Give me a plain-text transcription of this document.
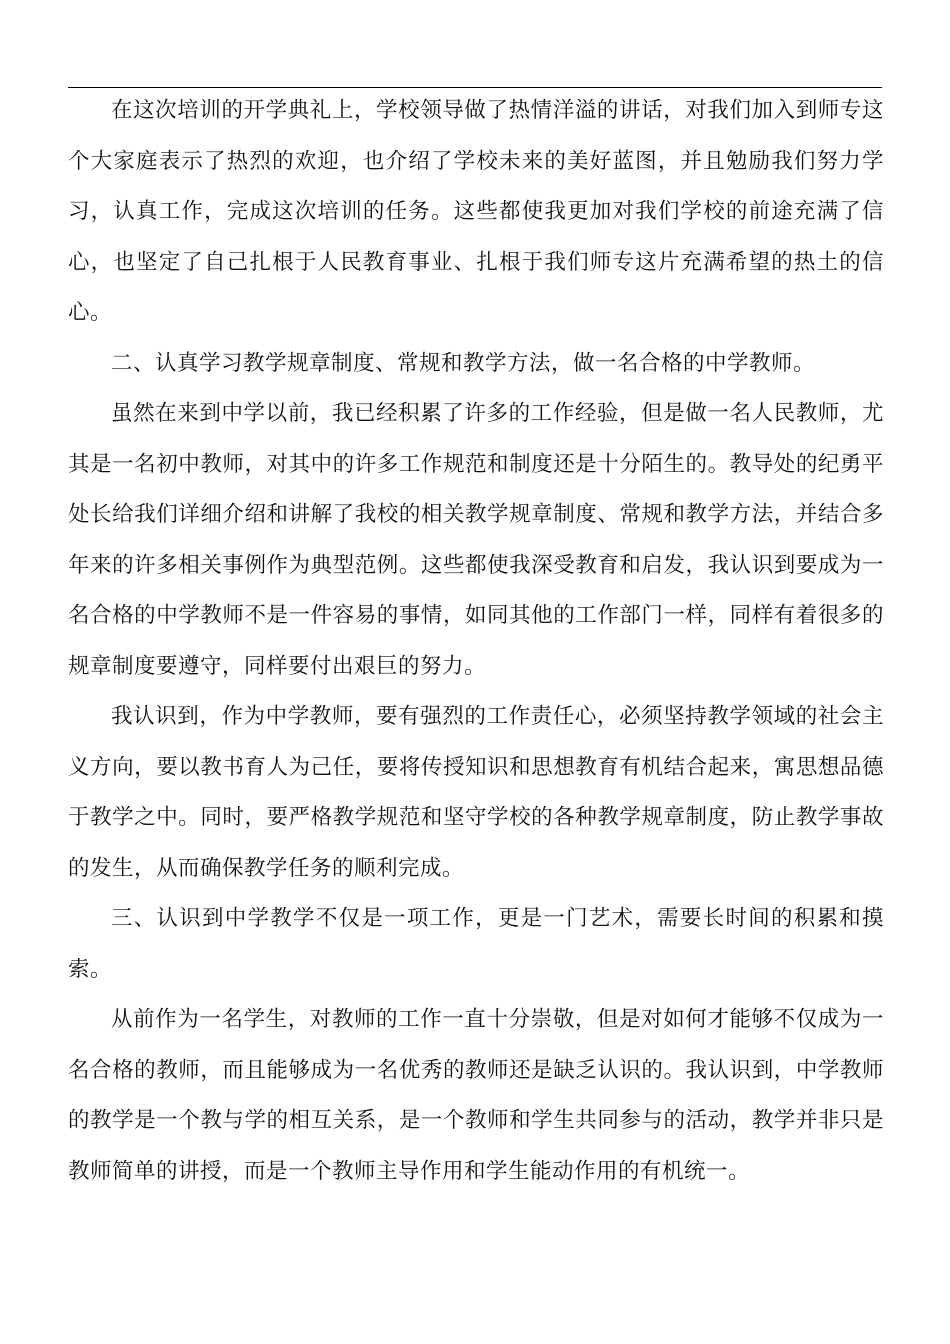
在这次培训的开学典礼上，学校领导做了热情洋溢的讲话，对我们加入到师专这个大家庭表示了热烈的欢迎，也介绍了学校未来的美好蓝图，并且勉励我们努力学习，认真工作，完成这次培训的任务。这些都使我更加对我们学校的前途充满了信心，也坚定了自己扎根于人民教育事业、扎根于我们师专这片充满希望的热土的信心。

二、认真学习教学规章制度、常规和教学方法，做一名合格的中学教师。

虽然在来到中学以前，我已经积累了许多的工作经验，但是做一名人民教师，尤其是一名初中教师，对其中的许多工作规范和制度还是十分陌生的。教导处的纪勇平处长给我们详细介绍和讲解了我校的相关教学规章制度、常规和教学方法，并结合多年来的许多相关事例作为典型范例。这些都使我深受教育和启发，我认识到要成为一名合格的中学教师不是一件容易的事情，如同其他的工作部门一样，同样有着很多的规章制度要遵守，同样要付出艰巨的努力。

我认识到，作为中学教师，要有强烈的工作责任心，必须坚持教学领域的社会主义方向，要以教书育人为己任，要将传授知识和思想教育有机结合起来，寓思想品德于教学之中。同时，要严格教学规范和坚守学校的各种教学规章制度，防止教学事故的发生，从而确保教学任务的顺利完成。

三、认识到中学教学不仅是一项工作，更是一门艺术，需要长时间的积累和摸索。

从前作为一名学生，对教师的工作一直十分崇敬，但是对如何才能够不仅成为一名合格的教师，而且能够成为一名优秀的教师还是缺乏认识的。我认识到，中学教师的教学是一个教与学的相互关系，是一个教师和学生共同参与的活动，教学并非只是教师简单的讲授，而是一个教师主导作用和学生能动作用的有机统一。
* * * * * * * * *
Scan the records above for the string "常规和教学方法", then select every line that holds it.

• **COMPLETE OUTPUT**:
二、认真学习教学规章制度、常规和教学方法，做一名合格的中学教师。
虽然在来到中学以前，我已经积累了许多的工作经验，但是做一名人民教师，尤其是一名初中教师，对其中的许多工作规范和制度还是十分陌生的。教导处的纪勇平处长给我们详细介绍和讲解了我校的相关教学规章制度、常规和教学方法，并结合多年来的许多相关事例作为典型范例。这些都使我深受教育和启发，我认识到要成为一名合格的中学教师不是一件容易的事情，如同其他的工作部门一样，同样有着很多的规章制度要遵守，同样要付出艰巨的努力。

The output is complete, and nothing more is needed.